**PROVIDED ENTRIES:**
"""

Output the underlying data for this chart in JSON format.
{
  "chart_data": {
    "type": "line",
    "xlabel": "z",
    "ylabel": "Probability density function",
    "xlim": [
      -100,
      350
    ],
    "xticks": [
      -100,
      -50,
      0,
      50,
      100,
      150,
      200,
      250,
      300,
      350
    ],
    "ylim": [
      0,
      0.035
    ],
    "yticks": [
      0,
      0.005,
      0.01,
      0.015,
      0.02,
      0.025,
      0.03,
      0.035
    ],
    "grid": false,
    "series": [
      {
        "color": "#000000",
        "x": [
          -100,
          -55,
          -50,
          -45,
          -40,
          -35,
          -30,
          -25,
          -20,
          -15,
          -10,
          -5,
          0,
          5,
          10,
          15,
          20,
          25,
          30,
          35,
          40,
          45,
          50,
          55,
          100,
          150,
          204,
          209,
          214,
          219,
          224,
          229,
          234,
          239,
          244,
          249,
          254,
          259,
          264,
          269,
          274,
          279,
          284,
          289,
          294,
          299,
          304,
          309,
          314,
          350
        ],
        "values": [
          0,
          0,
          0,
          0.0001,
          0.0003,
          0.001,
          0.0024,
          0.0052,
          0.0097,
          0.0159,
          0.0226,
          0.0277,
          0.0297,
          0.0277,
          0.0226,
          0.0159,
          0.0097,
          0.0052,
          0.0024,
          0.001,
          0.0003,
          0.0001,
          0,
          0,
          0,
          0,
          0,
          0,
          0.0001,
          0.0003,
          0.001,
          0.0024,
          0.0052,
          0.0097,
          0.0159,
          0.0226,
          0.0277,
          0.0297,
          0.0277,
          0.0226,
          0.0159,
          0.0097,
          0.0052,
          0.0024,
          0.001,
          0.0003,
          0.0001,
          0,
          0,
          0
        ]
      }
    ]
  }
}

"""

**STATED EXERCISE:** Transcribe every entry exactly, omitting nothing.

**SOLUTION TO THIS EXERCISE:**
Output the underlying data for this chart in JSON format.
{
  "chart_data": {
    "type": "line",
    "xlabel": "z",
    "ylabel": "Probability density function",
    "xlim": [
      -100,
      350
    ],
    "xticks": [
      -100,
      -50,
      0,
      50,
      100,
      150,
      200,
      250,
      300,
      350
    ],
    "ylim": [
      0,
      0.035
    ],
    "yticks": [
      0,
      0.005,
      0.01,
      0.015,
      0.02,
      0.025,
      0.03,
      0.035
    ],
    "grid": false,
    "series": [
      {
        "color": "#000000",
        "x": [
          -100,
          -55,
          -50,
          -45,
          -40,
          -35,
          -30,
          -25,
          -20,
          -15,
          -10,
          -5,
          0,
          5,
          10,
          15,
          20,
          25,
          30,
          35,
          40,
          45,
          50,
          55,
          100,
          150,
          204,
          209,
          214,
          219,
          224,
          229,
          234,
          239,
          244,
          249,
          254,
          259,
          264,
          269,
          274,
          279,
          284,
          289,
          294,
          299,
          304,
          309,
          314,
          350
        ],
        "values": [
          0,
          0,
          0,
          0.0001,
          0.0003,
          0.001,
          0.0024,
          0.0052,
          0.0097,
          0.0159,
          0.0226,
          0.0277,
          0.0297,
          0.0277,
          0.0226,
          0.0159,
          0.0097,
          0.0052,
          0.0024,
          0.001,
          0.0003,
          0.0001,
          0,
          0,
          0,
          0,
          0,
          0,
          0.0001,
          0.0003,
          0.001,
          0.0024,
          0.0052,
          0.0097,
          0.0159,
          0.0226,
          0.0277,
          0.0297,
          0.0277,
          0.0226,
          0.0159,
          0.0097,
          0.0052,
          0.0024,
          0.001,
          0.0003,
          0.0001,
          0,
          0,
          0
        ]
      }
    ]
  }
}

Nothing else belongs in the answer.